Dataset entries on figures
»»

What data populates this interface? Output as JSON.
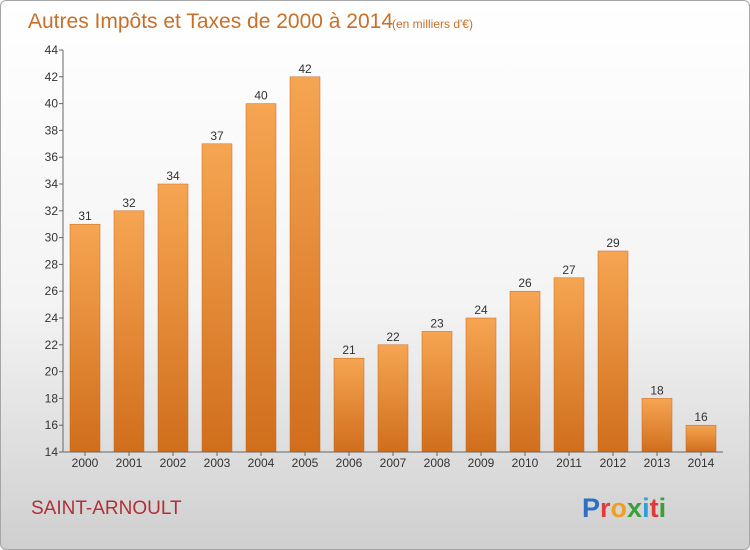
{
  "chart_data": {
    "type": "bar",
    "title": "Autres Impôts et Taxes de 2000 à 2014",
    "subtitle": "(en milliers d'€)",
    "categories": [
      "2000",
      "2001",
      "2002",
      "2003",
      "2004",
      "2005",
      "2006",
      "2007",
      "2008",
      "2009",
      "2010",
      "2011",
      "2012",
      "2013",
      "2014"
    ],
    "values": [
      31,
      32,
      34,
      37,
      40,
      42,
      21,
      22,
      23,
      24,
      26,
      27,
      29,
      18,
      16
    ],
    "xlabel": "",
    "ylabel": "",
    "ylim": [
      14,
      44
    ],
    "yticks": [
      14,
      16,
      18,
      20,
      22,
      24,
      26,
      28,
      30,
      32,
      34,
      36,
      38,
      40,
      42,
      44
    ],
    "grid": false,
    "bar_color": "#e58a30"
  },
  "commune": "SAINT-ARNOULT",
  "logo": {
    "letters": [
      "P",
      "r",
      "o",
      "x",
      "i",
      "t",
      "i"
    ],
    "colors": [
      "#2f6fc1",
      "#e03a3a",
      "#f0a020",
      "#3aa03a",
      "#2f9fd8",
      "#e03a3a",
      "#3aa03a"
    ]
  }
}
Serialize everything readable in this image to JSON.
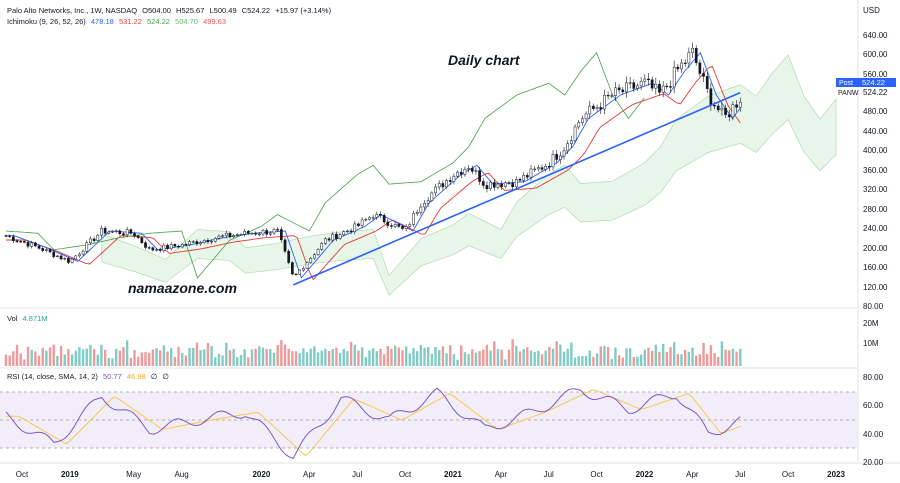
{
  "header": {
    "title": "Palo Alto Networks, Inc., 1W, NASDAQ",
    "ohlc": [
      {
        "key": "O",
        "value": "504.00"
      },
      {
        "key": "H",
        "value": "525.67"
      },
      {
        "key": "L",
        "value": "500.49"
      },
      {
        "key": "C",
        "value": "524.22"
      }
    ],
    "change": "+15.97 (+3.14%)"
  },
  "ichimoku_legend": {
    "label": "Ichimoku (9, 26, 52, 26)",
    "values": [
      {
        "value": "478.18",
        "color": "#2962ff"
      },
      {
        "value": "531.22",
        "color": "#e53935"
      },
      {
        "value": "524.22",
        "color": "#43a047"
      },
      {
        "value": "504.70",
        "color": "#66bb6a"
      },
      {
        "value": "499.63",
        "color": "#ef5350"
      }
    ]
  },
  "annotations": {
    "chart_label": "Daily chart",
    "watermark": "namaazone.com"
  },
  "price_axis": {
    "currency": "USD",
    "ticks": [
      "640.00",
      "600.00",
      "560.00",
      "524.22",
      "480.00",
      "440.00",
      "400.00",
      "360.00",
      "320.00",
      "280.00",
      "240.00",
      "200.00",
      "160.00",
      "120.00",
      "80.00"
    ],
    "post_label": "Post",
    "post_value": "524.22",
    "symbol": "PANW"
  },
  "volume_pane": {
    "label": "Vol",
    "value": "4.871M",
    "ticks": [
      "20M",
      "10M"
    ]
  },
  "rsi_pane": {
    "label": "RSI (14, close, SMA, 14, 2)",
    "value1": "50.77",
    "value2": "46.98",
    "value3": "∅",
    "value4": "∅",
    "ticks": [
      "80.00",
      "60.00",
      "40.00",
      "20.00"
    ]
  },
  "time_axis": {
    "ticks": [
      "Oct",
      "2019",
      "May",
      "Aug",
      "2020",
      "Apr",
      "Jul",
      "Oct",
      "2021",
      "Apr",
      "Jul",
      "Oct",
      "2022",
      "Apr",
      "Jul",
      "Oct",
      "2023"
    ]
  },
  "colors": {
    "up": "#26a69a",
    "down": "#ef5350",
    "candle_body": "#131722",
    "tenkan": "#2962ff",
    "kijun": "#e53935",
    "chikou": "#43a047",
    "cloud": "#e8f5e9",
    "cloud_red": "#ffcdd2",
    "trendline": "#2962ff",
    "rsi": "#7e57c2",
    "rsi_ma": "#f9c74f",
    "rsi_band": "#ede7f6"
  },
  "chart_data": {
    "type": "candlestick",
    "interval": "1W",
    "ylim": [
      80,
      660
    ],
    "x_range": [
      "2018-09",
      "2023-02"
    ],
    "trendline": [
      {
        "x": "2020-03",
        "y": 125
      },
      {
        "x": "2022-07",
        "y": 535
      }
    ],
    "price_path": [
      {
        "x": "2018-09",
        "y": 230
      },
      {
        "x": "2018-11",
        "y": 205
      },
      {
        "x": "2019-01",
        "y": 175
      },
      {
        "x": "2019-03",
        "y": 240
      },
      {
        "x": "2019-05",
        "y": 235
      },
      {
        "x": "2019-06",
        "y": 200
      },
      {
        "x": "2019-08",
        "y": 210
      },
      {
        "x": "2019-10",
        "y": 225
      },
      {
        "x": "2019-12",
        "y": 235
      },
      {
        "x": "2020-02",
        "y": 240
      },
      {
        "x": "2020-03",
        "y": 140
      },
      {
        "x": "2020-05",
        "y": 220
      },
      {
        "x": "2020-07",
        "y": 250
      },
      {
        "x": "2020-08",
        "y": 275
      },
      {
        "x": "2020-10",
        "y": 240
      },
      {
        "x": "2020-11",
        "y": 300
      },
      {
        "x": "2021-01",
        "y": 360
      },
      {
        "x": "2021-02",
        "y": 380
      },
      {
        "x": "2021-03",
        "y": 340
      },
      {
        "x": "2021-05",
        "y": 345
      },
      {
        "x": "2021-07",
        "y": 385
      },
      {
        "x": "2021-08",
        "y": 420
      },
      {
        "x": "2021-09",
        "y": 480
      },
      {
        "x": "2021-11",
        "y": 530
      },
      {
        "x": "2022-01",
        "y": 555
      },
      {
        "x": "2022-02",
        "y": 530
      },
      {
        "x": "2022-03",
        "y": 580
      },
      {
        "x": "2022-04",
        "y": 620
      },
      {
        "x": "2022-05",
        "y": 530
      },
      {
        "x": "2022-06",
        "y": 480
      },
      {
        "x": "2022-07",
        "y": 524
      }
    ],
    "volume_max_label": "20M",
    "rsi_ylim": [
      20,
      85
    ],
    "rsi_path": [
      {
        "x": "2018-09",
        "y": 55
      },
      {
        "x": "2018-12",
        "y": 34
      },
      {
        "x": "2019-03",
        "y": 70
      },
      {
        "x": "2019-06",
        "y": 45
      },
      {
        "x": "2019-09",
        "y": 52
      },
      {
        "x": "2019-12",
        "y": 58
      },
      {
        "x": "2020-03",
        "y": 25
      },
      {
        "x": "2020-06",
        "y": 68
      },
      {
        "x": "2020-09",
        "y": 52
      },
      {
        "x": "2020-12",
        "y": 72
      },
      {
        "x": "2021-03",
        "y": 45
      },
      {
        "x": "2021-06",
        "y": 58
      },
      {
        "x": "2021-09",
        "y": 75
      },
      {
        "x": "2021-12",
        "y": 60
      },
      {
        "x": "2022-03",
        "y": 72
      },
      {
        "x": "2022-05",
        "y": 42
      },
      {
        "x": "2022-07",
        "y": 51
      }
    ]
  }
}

««

Task :: Look through the data above. Copy every line with the string "JSON" in it.

The completed task ::
What data populates this interface? Output as JSON.
Serialize everything readable in this image to JSON.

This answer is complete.